◆ PROBLEM STATEMENT:
Determine which lines contain the word "color", then copy those lines.
-.-.-
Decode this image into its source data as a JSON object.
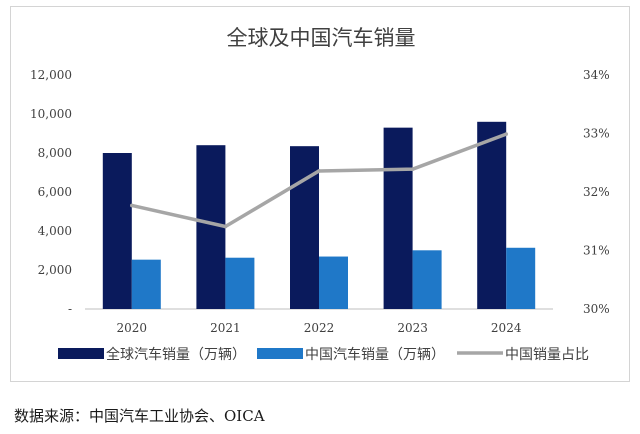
{
  "chart_data": {
    "type": "bar",
    "title": "全球及中国汽车销量",
    "categories": [
      "2020",
      "2021",
      "2022",
      "2023",
      "2024"
    ],
    "series": [
      {
        "name": "全球汽车销量（万辆）",
        "kind": "bar",
        "axis": "left",
        "color": "#0a1a5c",
        "values": [
          8000,
          8400,
          8350,
          9300,
          9600
        ]
      },
      {
        "name": "中国汽车销量（万辆）",
        "kind": "bar",
        "axis": "left",
        "color": "#1f78c8",
        "values": [
          2530,
          2630,
          2690,
          3010,
          3140
        ]
      },
      {
        "name": "中国销量占比",
        "kind": "line",
        "axis": "right",
        "color": "#a6a6a6",
        "values": [
          31.77,
          31.41,
          32.36,
          32.39,
          32.99
        ]
      }
    ],
    "left_axis": {
      "min": 0,
      "max": 12000,
      "step": 2000,
      "tick_labels": [
        "-",
        "2,000",
        "4,000",
        "6,000",
        "8,000",
        "10,000",
        "12,000"
      ]
    },
    "right_axis": {
      "min": 30,
      "max": 34,
      "step": 1,
      "tick_labels": [
        "30%",
        "31%",
        "32%",
        "33%",
        "34%"
      ]
    },
    "grid": false,
    "legend_position": "bottom"
  },
  "source_text": "数据来源：中国汽车工业协会、OICA"
}
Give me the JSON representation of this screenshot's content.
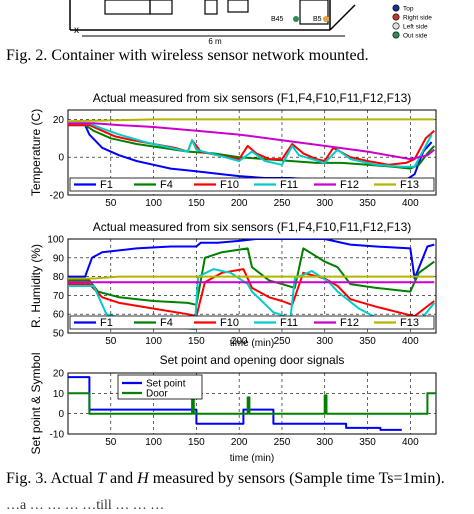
-.-.-
◆ CORRECT OUTPUT:
        "color": "#0a1a5c",
        "color": "#1f78c8",
        "color": "#a6a6a6",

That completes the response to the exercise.